<<<<

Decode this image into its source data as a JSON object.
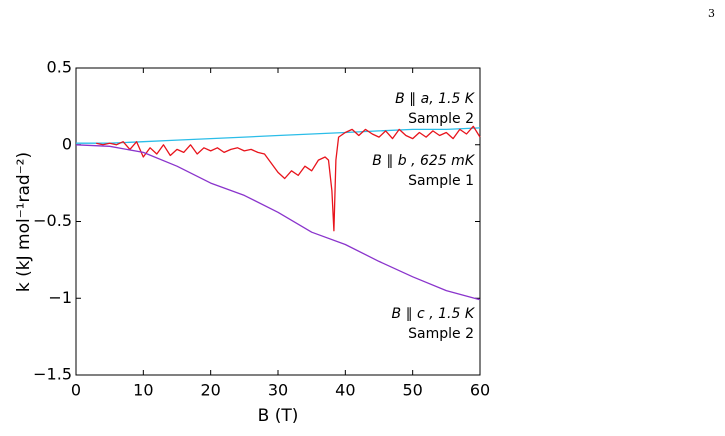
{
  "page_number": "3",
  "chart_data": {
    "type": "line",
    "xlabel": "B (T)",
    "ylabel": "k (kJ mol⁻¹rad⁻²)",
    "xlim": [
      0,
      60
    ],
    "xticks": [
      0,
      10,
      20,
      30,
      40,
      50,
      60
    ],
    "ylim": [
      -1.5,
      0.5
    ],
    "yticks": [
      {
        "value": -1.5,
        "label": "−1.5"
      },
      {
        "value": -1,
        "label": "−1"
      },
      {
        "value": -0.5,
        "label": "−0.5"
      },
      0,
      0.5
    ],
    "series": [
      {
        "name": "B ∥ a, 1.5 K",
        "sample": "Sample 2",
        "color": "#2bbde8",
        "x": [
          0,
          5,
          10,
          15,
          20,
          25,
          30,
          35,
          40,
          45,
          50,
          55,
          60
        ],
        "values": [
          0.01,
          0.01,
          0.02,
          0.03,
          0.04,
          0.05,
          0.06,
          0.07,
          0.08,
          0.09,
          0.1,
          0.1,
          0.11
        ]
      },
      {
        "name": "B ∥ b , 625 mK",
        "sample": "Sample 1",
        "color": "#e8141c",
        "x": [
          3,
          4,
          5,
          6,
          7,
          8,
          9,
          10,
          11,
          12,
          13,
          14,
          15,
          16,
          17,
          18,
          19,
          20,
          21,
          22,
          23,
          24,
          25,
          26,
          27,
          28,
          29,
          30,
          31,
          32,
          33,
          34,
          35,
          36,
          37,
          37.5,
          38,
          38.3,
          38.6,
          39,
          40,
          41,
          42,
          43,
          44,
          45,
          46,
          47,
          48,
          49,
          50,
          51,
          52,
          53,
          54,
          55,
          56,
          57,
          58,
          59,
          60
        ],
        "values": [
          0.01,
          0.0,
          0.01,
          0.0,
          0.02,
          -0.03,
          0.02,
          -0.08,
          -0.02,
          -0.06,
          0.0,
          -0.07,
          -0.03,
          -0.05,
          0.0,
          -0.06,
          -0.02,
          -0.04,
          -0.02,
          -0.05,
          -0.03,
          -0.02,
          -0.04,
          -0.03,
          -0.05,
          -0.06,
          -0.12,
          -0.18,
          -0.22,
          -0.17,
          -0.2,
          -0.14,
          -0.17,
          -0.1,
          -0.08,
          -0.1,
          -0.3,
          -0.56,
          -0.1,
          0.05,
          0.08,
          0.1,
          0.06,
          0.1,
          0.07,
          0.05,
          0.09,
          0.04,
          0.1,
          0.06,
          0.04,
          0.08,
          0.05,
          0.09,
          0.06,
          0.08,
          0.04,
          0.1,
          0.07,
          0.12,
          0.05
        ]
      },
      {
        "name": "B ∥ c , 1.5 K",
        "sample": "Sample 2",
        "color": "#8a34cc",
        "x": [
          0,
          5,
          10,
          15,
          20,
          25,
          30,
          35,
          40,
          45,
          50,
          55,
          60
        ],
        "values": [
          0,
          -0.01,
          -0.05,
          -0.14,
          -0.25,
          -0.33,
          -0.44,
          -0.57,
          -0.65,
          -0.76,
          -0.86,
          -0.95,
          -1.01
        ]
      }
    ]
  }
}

>>>>
<<<<

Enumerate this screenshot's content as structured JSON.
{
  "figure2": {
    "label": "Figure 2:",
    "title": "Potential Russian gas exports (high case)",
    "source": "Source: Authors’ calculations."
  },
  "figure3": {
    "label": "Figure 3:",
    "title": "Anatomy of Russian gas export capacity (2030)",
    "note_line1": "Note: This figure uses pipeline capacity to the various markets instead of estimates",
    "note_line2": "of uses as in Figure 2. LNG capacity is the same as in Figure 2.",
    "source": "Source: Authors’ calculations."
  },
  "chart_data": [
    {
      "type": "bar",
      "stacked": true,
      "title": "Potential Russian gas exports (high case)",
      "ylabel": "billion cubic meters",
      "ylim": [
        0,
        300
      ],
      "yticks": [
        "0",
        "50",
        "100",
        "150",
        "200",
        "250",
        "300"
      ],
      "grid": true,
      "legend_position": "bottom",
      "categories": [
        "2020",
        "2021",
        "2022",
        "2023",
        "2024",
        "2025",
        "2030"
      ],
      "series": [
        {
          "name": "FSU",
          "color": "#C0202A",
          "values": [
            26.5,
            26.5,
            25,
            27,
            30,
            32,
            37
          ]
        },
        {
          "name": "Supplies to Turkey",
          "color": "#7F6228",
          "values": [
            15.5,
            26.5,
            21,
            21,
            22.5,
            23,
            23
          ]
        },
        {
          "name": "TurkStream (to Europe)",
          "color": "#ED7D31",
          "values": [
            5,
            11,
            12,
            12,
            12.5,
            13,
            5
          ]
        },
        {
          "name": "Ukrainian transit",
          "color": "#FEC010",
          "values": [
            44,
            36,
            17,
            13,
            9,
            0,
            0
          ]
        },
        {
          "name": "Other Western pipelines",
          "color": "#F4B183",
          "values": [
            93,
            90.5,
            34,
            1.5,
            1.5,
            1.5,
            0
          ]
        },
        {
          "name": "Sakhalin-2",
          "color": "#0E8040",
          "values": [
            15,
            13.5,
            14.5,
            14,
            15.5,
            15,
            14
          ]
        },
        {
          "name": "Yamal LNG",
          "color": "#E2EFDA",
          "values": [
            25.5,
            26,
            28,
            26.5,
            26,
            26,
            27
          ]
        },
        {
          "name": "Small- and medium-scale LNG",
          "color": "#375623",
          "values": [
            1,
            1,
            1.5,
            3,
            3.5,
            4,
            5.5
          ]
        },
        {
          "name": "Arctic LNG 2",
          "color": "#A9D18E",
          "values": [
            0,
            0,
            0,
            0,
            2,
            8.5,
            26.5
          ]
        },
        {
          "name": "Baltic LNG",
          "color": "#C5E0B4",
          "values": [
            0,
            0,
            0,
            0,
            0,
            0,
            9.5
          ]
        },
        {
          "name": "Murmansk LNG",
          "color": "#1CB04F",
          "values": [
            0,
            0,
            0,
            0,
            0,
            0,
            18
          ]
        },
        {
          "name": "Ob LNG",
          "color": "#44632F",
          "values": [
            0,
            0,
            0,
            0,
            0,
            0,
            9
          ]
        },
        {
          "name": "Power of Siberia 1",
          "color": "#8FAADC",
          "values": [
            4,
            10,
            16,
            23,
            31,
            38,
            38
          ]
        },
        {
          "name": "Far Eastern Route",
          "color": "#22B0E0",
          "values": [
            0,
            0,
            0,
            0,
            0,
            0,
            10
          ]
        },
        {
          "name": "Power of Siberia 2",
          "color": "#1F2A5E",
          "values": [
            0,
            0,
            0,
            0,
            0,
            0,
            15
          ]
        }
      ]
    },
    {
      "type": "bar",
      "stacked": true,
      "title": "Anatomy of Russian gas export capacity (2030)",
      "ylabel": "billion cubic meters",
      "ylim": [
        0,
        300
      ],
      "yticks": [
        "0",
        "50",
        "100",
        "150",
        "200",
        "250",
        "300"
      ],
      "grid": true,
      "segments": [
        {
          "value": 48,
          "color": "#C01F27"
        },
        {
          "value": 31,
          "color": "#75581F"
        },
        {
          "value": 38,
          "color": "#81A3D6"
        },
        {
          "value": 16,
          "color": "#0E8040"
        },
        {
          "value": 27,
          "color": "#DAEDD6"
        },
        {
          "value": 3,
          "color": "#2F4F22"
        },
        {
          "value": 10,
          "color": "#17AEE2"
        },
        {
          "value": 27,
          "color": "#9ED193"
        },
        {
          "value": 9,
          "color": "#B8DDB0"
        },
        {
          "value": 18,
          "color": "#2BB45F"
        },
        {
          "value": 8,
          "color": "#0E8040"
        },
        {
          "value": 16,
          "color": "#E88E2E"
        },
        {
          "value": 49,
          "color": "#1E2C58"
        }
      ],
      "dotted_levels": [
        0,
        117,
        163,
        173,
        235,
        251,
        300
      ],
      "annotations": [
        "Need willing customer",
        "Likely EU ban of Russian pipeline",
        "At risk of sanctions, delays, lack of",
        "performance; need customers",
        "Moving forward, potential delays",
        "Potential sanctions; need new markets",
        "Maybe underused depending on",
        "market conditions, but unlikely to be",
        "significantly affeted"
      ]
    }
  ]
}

>>>>

Go through the material above and copy each line that has the word "uses".

    "note_line1": "Note: This figure uses pipeline capacity to the various markets instead of estimates",
    "note_line2": "of uses as in Figure 2. LNG capacity is the same as in Figure 2.",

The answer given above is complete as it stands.